ROWS
--- begin ---

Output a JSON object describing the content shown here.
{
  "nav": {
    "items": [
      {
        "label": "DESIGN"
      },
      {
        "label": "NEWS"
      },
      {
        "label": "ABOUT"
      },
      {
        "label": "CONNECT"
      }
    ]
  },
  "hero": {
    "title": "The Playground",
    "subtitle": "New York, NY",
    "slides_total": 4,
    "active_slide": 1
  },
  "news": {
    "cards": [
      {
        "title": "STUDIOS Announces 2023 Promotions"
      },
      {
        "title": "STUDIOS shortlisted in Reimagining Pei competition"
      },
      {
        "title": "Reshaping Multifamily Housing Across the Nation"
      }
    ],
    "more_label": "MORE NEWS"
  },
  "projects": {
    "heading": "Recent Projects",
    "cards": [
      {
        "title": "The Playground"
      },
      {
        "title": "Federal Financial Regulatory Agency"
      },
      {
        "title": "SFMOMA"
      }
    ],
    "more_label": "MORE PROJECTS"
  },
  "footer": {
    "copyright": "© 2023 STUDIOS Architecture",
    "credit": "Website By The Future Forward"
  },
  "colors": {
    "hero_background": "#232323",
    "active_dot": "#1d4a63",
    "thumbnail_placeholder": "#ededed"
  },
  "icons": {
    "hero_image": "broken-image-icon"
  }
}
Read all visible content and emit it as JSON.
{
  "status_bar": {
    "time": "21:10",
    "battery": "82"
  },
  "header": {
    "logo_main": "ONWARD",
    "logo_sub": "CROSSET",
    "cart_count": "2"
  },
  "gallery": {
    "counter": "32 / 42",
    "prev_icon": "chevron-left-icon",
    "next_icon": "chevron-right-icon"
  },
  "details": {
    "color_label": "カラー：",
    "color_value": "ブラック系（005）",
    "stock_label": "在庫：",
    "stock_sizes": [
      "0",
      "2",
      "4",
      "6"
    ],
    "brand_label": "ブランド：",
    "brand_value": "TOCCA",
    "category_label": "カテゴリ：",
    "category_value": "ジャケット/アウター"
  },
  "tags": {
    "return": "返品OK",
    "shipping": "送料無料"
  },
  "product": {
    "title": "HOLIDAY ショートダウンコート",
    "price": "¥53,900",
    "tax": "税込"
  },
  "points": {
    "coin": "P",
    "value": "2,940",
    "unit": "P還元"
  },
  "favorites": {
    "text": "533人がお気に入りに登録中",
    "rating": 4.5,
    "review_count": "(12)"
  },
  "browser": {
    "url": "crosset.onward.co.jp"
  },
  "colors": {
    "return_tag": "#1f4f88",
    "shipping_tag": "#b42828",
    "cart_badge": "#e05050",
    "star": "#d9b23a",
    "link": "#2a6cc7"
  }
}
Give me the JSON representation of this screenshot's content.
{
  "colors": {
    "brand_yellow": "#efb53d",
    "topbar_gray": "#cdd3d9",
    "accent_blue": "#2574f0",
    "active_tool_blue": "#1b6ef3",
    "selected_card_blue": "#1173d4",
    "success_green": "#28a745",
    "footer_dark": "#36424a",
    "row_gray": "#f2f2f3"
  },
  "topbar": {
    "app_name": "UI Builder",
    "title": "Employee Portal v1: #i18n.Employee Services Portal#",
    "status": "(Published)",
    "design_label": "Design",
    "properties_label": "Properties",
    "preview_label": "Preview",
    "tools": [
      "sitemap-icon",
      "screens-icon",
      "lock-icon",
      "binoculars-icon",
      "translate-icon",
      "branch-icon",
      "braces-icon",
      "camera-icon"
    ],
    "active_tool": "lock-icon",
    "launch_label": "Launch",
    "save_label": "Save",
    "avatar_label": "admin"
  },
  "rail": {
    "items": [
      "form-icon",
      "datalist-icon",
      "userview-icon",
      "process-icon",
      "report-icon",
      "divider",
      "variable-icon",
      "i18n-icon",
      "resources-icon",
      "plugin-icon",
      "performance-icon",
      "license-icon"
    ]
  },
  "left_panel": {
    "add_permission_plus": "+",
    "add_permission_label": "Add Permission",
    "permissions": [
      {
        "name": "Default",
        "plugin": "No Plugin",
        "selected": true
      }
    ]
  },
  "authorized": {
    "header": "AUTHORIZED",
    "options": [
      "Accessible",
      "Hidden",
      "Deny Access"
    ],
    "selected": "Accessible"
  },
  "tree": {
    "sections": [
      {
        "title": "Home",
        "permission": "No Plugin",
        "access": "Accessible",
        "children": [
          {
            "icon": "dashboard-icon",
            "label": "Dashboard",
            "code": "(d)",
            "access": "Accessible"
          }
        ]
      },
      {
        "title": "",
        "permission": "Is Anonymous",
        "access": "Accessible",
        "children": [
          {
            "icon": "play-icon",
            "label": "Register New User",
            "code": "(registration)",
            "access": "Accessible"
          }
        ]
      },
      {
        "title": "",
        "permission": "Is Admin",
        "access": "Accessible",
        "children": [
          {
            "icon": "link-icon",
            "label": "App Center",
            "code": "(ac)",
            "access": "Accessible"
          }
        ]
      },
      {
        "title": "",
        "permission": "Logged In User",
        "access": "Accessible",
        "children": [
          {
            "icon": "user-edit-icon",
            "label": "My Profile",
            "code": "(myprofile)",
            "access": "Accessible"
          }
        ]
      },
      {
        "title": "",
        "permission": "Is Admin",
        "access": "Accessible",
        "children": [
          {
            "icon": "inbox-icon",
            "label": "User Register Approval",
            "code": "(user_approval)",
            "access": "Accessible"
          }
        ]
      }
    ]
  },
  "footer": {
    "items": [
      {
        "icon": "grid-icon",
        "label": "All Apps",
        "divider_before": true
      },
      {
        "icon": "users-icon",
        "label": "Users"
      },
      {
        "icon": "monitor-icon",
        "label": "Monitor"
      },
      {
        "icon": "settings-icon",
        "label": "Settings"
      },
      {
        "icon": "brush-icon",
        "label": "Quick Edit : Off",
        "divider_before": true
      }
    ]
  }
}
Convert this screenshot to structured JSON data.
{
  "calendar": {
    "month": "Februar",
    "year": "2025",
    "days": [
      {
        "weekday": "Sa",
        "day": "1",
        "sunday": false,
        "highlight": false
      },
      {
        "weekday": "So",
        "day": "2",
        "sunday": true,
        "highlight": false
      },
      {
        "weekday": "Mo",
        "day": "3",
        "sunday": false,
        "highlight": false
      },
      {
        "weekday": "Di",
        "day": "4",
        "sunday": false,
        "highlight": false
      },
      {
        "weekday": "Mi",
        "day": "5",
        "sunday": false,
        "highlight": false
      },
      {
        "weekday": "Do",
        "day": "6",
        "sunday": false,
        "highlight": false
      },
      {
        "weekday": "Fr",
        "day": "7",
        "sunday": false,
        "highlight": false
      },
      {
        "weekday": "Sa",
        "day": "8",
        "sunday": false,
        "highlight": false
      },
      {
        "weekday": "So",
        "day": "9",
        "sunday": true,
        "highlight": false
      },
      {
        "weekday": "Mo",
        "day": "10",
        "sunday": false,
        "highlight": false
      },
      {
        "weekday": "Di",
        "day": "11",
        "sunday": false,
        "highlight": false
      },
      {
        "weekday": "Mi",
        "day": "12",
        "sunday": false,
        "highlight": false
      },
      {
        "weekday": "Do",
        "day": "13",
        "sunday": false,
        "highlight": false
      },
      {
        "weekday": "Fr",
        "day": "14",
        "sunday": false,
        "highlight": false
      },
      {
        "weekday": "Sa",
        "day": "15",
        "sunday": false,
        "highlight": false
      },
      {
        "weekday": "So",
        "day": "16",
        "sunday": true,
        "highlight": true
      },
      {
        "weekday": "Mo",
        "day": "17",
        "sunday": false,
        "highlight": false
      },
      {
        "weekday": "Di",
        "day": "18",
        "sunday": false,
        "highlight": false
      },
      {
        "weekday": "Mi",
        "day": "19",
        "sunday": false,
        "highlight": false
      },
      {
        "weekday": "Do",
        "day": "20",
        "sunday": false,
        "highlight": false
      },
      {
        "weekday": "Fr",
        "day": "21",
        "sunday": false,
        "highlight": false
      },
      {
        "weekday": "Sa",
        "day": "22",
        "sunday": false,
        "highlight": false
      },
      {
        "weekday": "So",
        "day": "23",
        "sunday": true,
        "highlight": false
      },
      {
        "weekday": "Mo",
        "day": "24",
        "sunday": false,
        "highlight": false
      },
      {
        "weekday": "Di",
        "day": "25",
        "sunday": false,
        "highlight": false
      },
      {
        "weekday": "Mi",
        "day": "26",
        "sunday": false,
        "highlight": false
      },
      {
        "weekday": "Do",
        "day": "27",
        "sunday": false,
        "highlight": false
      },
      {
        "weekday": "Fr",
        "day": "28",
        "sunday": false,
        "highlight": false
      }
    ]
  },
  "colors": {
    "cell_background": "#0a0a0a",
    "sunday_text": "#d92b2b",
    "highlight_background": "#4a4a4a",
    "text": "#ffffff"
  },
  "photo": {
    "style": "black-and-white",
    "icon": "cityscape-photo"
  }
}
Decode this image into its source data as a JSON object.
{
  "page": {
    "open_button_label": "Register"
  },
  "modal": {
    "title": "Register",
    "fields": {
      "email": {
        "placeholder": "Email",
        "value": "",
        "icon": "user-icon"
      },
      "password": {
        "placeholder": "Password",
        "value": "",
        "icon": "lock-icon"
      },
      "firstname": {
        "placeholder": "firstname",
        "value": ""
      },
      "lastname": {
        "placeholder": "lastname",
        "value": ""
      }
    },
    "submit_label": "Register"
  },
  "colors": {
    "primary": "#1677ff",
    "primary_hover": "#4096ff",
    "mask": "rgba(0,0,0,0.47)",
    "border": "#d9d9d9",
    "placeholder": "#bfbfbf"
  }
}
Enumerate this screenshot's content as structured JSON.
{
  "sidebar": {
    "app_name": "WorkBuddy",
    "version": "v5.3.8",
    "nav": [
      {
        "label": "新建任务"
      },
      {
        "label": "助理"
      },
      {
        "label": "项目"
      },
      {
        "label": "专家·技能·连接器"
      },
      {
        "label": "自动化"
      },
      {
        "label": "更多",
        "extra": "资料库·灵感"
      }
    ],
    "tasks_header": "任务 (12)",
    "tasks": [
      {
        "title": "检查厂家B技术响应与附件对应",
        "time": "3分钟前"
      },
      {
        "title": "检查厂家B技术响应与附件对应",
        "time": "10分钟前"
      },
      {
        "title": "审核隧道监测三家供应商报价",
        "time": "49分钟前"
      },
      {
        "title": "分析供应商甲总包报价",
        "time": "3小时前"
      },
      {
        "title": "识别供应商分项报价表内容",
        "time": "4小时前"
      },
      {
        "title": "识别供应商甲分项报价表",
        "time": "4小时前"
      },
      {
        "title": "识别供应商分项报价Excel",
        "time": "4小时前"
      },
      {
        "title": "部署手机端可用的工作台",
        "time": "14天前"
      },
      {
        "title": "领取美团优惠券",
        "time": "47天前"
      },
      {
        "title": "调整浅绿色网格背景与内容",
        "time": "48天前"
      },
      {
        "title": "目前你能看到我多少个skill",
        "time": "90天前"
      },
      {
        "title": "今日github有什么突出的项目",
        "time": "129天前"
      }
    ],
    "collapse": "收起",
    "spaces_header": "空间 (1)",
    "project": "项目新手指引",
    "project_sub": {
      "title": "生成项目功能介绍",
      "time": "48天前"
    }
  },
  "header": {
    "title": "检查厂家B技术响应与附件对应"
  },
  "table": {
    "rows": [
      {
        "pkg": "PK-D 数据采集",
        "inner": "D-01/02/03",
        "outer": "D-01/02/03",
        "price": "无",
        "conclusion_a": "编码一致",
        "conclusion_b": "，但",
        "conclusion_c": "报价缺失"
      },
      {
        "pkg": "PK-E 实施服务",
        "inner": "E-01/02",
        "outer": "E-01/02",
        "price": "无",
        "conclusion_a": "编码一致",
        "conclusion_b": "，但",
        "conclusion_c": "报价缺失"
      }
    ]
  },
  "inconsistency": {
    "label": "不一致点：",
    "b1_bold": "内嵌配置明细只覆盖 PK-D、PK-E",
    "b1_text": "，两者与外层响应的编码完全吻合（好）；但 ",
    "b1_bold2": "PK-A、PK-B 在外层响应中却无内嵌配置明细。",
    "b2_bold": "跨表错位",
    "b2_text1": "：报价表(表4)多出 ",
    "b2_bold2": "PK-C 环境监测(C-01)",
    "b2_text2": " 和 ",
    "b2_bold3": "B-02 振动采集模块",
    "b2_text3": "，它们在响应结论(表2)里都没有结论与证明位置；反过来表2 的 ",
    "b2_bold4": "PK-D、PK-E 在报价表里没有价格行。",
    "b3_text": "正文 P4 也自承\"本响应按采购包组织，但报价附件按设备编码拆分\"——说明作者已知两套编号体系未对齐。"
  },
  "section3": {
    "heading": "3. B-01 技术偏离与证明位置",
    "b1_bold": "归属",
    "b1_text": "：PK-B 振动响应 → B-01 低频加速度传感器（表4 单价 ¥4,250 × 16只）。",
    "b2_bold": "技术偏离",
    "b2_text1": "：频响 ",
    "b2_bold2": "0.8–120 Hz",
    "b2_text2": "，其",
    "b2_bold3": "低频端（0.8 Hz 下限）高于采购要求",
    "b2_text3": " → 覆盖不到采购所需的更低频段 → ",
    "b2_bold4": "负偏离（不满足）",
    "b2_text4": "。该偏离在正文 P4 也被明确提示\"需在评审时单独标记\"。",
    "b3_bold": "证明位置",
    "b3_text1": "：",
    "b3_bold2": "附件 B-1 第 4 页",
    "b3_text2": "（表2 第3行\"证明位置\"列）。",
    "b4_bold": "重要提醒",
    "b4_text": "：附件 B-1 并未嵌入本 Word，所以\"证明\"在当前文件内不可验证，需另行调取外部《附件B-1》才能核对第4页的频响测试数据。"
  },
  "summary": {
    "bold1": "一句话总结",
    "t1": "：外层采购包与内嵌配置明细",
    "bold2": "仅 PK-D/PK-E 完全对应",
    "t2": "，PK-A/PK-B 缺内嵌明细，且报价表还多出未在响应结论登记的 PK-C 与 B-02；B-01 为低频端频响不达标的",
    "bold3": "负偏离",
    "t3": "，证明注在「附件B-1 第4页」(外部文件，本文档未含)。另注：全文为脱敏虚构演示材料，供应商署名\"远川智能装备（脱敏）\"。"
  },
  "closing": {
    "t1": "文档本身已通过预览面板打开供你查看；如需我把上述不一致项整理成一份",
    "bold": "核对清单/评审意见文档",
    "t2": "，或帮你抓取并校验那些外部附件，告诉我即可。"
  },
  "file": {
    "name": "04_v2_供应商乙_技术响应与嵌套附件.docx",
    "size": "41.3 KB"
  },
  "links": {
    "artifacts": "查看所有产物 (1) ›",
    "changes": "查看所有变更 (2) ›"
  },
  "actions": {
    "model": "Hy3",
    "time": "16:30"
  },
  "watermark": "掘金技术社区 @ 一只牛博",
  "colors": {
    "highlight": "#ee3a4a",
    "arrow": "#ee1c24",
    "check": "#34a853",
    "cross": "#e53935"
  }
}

--- end ---

CHALLENGE
Of all the lines in the data above, state how many include "this". Say only the number.

IN RESPONSE
4